::: Records to use :::

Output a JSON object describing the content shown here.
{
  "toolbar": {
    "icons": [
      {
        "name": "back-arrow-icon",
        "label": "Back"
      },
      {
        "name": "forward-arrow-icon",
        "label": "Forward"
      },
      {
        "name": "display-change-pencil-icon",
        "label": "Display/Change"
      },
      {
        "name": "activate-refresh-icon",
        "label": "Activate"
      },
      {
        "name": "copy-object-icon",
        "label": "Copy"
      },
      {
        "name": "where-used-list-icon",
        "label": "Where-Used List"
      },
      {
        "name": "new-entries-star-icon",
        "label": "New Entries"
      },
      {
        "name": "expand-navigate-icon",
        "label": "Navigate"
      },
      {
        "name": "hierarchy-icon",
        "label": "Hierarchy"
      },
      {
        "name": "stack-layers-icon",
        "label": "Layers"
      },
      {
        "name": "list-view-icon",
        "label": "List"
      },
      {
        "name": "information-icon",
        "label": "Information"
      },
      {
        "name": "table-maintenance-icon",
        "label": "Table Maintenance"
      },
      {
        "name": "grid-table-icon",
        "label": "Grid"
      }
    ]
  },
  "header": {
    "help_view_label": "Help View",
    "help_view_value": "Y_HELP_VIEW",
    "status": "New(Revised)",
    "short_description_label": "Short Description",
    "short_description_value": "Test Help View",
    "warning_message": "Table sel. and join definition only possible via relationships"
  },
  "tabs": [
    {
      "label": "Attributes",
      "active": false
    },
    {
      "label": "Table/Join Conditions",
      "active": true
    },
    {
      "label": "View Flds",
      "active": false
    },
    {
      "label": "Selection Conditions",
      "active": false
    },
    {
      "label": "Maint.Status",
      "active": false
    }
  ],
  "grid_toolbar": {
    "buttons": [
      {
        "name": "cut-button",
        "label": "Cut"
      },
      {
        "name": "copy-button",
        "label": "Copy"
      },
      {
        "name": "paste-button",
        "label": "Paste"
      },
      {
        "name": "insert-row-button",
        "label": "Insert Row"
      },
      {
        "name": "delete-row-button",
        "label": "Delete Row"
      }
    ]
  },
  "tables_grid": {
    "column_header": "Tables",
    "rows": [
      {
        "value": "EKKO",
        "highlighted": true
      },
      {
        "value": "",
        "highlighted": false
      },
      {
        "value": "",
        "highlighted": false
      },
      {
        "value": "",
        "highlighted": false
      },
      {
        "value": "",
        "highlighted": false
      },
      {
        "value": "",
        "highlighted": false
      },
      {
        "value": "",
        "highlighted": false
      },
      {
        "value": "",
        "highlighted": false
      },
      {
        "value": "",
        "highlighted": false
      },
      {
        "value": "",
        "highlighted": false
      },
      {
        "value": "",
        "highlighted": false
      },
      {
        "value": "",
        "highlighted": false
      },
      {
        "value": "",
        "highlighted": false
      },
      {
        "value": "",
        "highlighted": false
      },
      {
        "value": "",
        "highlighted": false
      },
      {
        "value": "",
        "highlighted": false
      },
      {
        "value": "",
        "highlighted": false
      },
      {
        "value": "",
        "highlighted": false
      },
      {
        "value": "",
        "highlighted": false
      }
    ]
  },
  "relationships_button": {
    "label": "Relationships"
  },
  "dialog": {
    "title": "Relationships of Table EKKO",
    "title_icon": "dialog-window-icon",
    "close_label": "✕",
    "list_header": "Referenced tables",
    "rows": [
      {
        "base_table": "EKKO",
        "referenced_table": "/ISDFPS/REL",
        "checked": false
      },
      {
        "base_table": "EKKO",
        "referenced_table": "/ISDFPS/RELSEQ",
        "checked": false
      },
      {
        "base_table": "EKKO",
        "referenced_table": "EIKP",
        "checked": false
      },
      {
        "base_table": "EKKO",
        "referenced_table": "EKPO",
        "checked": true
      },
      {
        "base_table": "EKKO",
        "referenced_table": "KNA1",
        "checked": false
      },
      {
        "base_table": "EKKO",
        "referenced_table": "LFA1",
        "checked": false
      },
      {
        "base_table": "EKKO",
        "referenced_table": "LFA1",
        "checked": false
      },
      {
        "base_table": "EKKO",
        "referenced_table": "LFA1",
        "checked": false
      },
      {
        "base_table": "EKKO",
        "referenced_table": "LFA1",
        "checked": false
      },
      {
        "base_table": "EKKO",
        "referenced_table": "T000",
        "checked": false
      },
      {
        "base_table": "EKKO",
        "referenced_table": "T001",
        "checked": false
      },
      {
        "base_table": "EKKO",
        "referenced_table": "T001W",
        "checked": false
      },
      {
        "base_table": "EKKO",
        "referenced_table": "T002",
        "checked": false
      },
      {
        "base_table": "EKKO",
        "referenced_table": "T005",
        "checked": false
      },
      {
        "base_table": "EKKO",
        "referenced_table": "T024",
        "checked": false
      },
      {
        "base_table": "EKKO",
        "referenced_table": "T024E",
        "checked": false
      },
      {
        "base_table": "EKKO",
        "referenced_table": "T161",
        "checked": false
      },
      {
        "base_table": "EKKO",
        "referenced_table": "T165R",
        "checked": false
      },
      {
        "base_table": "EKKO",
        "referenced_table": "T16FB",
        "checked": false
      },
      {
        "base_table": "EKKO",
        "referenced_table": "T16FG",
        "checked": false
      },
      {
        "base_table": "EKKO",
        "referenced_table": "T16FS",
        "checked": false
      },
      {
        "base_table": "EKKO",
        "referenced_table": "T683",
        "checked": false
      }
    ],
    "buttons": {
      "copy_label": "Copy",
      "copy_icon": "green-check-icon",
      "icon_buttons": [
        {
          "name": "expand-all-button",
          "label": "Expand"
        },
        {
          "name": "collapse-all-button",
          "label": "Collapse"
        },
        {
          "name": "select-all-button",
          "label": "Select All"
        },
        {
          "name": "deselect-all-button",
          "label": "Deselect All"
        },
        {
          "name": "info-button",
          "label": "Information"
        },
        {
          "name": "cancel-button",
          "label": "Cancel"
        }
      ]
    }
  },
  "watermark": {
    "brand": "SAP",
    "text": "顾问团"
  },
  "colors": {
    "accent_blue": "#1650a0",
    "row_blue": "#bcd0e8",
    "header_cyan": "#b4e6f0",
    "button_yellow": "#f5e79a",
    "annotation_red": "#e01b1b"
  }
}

:::

* _Exercise objective_
All entries shown above should be printed again exactly.

* _Result_
Output a JSON object describing the content shown here.
{
  "toolbar": {
    "icons": [
      {
        "name": "back-arrow-icon",
        "label": "Back"
      },
      {
        "name": "forward-arrow-icon",
        "label": "Forward"
      },
      {
        "name": "display-change-pencil-icon",
        "label": "Display/Change"
      },
      {
        "name": "activate-refresh-icon",
        "label": "Activate"
      },
      {
        "name": "copy-object-icon",
        "label": "Copy"
      },
      {
        "name": "where-used-list-icon",
        "label": "Where-Used List"
      },
      {
        "name": "new-entries-star-icon",
        "label": "New Entries"
      },
      {
        "name": "expand-navigate-icon",
        "label": "Navigate"
      },
      {
        "name": "hierarchy-icon",
        "label": "Hierarchy"
      },
      {
        "name": "stack-layers-icon",
        "label": "Layers"
      },
      {
        "name": "list-view-icon",
        "label": "List"
      },
      {
        "name": "information-icon",
        "label": "Information"
      },
      {
        "name": "table-maintenance-icon",
        "label": "Table Maintenance"
      },
      {
        "name": "grid-table-icon",
        "label": "Grid"
      }
    ]
  },
  "header": {
    "help_view_label": "Help View",
    "help_view_value": "Y_HELP_VIEW",
    "status": "New(Revised)",
    "short_description_label": "Short Description",
    "short_description_value": "Test Help View",
    "warning_message": "Table sel. and join definition only possible via relationships"
  },
  "tabs": [
    {
      "label": "Attributes",
      "active": false
    },
    {
      "label": "Table/Join Conditions",
      "active": true
    },
    {
      "label": "View Flds",
      "active": false
    },
    {
      "label": "Selection Conditions",
      "active": false
    },
    {
      "label": "Maint.Status",
      "active": false
    }
  ],
  "grid_toolbar": {
    "buttons": [
      {
        "name": "cut-button",
        "label": "Cut"
      },
      {
        "name": "copy-button",
        "label": "Copy"
      },
      {
        "name": "paste-button",
        "label": "Paste"
      },
      {
        "name": "insert-row-button",
        "label": "Insert Row"
      },
      {
        "name": "delete-row-button",
        "label": "Delete Row"
      }
    ]
  },
  "tables_grid": {
    "column_header": "Tables",
    "rows": [
      {
        "value": "EKKO",
        "highlighted": true
      },
      {
        "value": "",
        "highlighted": false
      },
      {
        "value": "",
        "highlighted": false
      },
      {
        "value": "",
        "highlighted": false
      },
      {
        "value": "",
        "highlighted": false
      },
      {
        "value": "",
        "highlighted": false
      },
      {
        "value": "",
        "highlighted": false
      },
      {
        "value": "",
        "highlighted": false
      },
      {
        "value": "",
        "highlighted": false
      },
      {
        "value": "",
        "highlighted": false
      },
      {
        "value": "",
        "highlighted": false
      },
      {
        "value": "",
        "highlighted": false
      },
      {
        "value": "",
        "highlighted": false
      },
      {
        "value": "",
        "highlighted": false
      },
      {
        "value": "",
        "highlighted": false
      },
      {
        "value": "",
        "highlighted": false
      },
      {
        "value": "",
        "highlighted": false
      },
      {
        "value": "",
        "highlighted": false
      },
      {
        "value": "",
        "highlighted": false
      }
    ]
  },
  "relationships_button": {
    "label": "Relationships"
  },
  "dialog": {
    "title": "Relationships of Table EKKO",
    "title_icon": "dialog-window-icon",
    "close_label": "✕",
    "list_header": "Referenced tables",
    "rows": [
      {
        "base_table": "EKKO",
        "referenced_table": "/ISDFPS/REL",
        "checked": false
      },
      {
        "base_table": "EKKO",
        "referenced_table": "/ISDFPS/RELSEQ",
        "checked": false
      },
      {
        "base_table": "EKKO",
        "referenced_table": "EIKP",
        "checked": false
      },
      {
        "base_table": "EKKO",
        "referenced_table": "EKPO",
        "checked": true
      },
      {
        "base_table": "EKKO",
        "referenced_table": "KNA1",
        "checked": false
      },
      {
        "base_table": "EKKO",
        "referenced_table": "LFA1",
        "checked": false
      },
      {
        "base_table": "EKKO",
        "referenced_table": "LFA1",
        "checked": false
      },
      {
        "base_table": "EKKO",
        "referenced_table": "LFA1",
        "checked": false
      },
      {
        "base_table": "EKKO",
        "referenced_table": "LFA1",
        "checked": false
      },
      {
        "base_table": "EKKO",
        "referenced_table": "T000",
        "checked": false
      },
      {
        "base_table": "EKKO",
        "referenced_table": "T001",
        "checked": false
      },
      {
        "base_table": "EKKO",
        "referenced_table": "T001W",
        "checked": false
      },
      {
        "base_table": "EKKO",
        "referenced_table": "T002",
        "checked": false
      },
      {
        "base_table": "EKKO",
        "referenced_table": "T005",
        "checked": false
      },
      {
        "base_table": "EKKO",
        "referenced_table": "T024",
        "checked": false
      },
      {
        "base_table": "EKKO",
        "referenced_table": "T024E",
        "checked": false
      },
      {
        "base_table": "EKKO",
        "referenced_table": "T161",
        "checked": false
      },
      {
        "base_table": "EKKO",
        "referenced_table": "T165R",
        "checked": false
      },
      {
        "base_table": "EKKO",
        "referenced_table": "T16FB",
        "checked": false
      },
      {
        "base_table": "EKKO",
        "referenced_table": "T16FG",
        "checked": false
      },
      {
        "base_table": "EKKO",
        "referenced_table": "T16FS",
        "checked": false
      },
      {
        "base_table": "EKKO",
        "referenced_table": "T683",
        "checked": false
      }
    ],
    "buttons": {
      "copy_label": "Copy",
      "copy_icon": "green-check-icon",
      "icon_buttons": [
        {
          "name": "expand-all-button",
          "label": "Expand"
        },
        {
          "name": "collapse-all-button",
          "label": "Collapse"
        },
        {
          "name": "select-all-button",
          "label": "Select All"
        },
        {
          "name": "deselect-all-button",
          "label": "Deselect All"
        },
        {
          "name": "info-button",
          "label": "Information"
        },
        {
          "name": "cancel-button",
          "label": "Cancel"
        }
      ]
    }
  },
  "watermark": {
    "brand": "SAP",
    "text": "顾问团"
  },
  "colors": {
    "accent_blue": "#1650a0",
    "row_blue": "#bcd0e8",
    "header_cyan": "#b4e6f0",
    "button_yellow": "#f5e79a",
    "annotation_red": "#e01b1b"
  }
}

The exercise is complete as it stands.